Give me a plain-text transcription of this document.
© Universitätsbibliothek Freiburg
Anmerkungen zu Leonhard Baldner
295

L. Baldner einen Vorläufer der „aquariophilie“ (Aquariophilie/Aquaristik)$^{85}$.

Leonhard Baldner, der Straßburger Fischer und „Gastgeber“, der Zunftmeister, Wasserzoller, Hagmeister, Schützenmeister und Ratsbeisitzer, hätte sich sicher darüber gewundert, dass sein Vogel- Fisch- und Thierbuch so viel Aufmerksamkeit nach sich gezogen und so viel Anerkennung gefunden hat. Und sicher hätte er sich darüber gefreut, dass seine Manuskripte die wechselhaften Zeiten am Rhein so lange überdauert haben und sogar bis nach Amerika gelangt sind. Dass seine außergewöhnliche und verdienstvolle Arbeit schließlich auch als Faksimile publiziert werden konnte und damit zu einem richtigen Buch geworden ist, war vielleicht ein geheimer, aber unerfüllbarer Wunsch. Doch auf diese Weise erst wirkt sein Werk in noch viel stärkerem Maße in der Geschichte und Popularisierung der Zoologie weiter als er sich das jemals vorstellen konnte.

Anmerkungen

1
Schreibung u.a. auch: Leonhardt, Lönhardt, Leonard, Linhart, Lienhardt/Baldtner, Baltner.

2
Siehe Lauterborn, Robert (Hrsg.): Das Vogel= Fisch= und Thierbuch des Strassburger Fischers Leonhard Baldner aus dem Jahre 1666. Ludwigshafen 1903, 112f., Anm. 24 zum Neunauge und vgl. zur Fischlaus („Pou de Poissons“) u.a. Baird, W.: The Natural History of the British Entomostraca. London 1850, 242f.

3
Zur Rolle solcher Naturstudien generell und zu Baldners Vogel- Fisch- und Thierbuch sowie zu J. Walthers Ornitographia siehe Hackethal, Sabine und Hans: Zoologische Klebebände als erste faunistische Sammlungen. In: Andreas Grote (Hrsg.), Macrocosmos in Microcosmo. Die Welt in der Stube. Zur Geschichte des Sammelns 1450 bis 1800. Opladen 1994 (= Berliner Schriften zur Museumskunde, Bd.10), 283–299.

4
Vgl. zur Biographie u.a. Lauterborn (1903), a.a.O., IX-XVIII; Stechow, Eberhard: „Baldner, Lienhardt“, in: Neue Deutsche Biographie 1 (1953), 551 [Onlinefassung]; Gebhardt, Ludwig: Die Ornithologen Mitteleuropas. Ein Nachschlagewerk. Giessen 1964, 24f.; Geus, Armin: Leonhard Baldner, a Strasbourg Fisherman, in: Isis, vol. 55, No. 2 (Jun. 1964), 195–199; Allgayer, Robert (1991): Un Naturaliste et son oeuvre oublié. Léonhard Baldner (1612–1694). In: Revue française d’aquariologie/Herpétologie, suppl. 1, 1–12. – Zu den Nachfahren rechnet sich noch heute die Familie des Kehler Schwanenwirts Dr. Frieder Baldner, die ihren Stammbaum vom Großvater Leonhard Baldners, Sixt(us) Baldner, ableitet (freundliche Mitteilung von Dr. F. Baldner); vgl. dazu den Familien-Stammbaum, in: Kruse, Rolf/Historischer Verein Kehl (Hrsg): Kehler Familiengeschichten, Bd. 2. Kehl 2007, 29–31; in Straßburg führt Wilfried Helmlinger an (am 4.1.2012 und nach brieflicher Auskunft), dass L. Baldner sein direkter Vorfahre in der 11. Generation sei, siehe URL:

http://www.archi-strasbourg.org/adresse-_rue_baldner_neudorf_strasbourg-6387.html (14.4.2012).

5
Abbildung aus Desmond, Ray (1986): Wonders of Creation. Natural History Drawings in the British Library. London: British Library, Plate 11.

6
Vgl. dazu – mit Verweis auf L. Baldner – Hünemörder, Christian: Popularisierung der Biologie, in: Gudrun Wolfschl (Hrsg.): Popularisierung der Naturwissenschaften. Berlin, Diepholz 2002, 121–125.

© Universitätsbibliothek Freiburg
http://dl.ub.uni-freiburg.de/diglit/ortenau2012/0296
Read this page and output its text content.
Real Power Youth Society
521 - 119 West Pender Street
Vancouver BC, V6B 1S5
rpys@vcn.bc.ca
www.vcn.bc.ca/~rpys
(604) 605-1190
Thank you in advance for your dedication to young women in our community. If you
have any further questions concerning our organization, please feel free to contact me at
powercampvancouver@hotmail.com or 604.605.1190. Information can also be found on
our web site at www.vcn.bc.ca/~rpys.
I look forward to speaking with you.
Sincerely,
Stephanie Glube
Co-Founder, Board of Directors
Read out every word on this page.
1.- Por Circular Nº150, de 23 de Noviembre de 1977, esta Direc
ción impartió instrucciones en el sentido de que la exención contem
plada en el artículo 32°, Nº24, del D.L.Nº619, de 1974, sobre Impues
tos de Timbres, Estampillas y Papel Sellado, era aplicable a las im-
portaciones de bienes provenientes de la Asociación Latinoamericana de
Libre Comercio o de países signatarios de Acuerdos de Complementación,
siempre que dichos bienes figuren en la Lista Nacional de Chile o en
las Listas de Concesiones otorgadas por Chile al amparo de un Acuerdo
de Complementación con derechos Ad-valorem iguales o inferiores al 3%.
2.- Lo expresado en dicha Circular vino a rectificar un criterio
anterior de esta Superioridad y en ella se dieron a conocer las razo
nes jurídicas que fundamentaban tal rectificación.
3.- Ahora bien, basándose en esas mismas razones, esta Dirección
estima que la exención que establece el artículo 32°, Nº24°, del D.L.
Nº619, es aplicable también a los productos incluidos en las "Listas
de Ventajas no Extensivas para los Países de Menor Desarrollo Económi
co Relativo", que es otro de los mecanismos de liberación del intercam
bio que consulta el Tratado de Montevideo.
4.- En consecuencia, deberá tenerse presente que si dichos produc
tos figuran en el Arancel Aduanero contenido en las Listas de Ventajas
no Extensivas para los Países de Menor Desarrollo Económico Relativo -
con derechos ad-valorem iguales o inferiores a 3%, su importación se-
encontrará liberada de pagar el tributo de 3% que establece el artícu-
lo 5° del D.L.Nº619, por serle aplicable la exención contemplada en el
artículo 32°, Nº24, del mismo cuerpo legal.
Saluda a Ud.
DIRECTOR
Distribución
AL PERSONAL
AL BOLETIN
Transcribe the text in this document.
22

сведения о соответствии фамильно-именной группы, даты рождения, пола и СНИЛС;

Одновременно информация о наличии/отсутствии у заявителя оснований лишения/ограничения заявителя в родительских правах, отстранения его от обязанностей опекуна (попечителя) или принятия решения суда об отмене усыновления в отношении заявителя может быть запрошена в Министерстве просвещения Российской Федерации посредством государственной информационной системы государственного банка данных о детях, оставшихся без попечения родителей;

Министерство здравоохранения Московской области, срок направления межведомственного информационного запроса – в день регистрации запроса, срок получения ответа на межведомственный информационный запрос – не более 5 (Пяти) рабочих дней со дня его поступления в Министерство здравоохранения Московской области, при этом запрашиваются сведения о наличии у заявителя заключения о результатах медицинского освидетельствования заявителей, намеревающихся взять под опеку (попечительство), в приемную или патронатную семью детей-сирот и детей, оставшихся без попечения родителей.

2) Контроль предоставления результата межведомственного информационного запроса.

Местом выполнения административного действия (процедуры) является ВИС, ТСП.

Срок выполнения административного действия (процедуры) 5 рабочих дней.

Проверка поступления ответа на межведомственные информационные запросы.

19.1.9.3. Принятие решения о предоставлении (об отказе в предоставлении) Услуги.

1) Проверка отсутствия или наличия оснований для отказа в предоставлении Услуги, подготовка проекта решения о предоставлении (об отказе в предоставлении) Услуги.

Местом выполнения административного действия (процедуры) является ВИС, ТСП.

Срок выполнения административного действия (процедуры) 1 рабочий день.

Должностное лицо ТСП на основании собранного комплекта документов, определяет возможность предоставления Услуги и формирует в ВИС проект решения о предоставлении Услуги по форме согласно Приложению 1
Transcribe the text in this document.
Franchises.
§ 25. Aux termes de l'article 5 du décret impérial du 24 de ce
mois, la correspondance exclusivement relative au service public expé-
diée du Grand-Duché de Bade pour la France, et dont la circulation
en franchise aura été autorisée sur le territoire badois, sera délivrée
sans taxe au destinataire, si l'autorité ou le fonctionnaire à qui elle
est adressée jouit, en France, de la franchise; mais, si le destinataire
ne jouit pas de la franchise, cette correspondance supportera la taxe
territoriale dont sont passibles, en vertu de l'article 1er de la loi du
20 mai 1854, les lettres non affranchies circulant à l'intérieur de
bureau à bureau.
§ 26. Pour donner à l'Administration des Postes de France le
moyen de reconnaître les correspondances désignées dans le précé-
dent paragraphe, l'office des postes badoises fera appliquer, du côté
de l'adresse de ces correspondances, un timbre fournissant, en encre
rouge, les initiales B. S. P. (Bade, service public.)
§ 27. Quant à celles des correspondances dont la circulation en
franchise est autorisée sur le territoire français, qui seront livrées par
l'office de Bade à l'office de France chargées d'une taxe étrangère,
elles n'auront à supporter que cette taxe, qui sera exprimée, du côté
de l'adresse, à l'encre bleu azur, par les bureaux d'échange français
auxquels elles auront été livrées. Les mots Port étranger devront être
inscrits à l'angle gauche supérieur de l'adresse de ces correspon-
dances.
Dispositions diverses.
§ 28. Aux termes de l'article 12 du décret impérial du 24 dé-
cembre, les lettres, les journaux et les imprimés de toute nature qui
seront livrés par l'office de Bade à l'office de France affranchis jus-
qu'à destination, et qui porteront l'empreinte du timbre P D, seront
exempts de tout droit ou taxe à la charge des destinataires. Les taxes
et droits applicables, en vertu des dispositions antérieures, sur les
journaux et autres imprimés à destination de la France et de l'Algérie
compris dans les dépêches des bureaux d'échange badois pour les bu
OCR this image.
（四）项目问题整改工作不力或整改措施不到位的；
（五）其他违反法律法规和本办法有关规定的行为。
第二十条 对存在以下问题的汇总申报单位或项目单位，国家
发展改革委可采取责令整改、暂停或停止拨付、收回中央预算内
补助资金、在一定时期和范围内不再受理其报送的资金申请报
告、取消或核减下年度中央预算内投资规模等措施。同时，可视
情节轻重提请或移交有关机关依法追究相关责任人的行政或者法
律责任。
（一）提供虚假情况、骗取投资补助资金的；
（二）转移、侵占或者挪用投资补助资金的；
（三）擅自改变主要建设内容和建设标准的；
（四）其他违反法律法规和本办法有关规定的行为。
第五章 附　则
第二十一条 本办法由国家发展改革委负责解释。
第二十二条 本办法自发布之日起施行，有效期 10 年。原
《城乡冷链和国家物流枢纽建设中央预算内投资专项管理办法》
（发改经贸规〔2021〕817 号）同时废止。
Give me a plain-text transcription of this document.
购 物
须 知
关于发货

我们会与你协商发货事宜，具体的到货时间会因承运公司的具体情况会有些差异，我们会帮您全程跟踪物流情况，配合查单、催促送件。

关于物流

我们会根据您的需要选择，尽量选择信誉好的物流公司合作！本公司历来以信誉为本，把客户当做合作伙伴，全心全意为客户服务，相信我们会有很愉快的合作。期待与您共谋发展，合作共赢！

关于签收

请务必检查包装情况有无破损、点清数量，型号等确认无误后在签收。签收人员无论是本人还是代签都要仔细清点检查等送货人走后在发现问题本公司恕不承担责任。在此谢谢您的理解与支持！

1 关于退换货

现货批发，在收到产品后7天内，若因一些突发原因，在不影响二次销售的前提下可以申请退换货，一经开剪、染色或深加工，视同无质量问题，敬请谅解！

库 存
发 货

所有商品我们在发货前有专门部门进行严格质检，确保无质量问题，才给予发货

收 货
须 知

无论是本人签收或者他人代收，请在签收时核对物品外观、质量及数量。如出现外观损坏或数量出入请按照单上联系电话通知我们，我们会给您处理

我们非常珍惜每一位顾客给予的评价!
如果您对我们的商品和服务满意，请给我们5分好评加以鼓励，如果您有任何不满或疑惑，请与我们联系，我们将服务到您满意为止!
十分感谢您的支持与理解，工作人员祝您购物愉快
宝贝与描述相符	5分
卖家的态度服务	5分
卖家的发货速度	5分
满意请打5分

◆ **TASK DIRECTIONS**: Go through the material line by line. Show each line that contains the string "cette".

◆ **SOLUTION FOR THIS EXERCISE**:
ne jouit pas de la franchise, cette correspondance supportera la taxe
elles n'auront à supporter que cette taxe, qui sera exprimée, du côté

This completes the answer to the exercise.